» Your task:
Using the entries that follow, collect the lines where the word "Geometry" appears.

** start Source material **

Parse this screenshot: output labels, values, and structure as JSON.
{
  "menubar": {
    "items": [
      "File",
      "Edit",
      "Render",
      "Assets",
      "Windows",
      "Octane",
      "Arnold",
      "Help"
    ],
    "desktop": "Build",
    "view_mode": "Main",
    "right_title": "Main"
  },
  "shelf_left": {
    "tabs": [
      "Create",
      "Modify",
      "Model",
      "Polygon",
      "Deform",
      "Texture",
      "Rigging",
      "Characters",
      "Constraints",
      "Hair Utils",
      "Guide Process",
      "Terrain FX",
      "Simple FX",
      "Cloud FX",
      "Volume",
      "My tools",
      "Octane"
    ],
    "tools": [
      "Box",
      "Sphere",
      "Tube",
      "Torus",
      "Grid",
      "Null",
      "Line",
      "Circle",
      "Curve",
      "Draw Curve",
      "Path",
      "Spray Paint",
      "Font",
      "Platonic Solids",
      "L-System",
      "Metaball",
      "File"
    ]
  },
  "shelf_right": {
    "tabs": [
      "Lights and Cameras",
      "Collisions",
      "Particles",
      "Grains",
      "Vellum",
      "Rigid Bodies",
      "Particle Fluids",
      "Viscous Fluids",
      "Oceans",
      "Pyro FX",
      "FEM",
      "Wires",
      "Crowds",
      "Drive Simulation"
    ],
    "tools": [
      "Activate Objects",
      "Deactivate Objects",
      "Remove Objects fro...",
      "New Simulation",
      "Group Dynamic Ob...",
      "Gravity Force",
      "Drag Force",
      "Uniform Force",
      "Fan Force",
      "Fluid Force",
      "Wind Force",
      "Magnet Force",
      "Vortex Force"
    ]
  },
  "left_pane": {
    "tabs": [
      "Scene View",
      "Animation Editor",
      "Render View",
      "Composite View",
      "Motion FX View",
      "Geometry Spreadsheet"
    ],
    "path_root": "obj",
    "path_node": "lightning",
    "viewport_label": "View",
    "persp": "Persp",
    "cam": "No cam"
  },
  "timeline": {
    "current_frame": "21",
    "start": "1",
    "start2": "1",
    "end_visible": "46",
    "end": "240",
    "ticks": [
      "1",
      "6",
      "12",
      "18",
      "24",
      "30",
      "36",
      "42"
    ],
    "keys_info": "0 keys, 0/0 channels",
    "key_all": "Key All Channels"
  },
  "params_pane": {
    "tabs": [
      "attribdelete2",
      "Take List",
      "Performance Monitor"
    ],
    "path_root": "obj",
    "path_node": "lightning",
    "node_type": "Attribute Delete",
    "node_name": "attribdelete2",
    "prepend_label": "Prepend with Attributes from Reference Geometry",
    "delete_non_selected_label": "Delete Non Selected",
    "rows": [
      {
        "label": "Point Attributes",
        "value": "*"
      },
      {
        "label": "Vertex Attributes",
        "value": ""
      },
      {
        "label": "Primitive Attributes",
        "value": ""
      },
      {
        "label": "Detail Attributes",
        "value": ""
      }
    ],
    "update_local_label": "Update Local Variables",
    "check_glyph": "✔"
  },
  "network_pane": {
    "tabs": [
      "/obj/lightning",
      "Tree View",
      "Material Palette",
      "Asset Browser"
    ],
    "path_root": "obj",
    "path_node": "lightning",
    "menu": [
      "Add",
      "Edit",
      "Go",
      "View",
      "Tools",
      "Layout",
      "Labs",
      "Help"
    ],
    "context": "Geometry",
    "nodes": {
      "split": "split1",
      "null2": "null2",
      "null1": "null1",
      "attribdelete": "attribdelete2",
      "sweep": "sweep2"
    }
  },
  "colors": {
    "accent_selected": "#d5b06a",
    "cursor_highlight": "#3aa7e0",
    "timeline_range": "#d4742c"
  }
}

** end Source material **

» Problem solution:
      "Geometry Spreadsheet"
    "prepend_label": "Prepend with Attributes from Reference Geometry",
    "context": "Geometry",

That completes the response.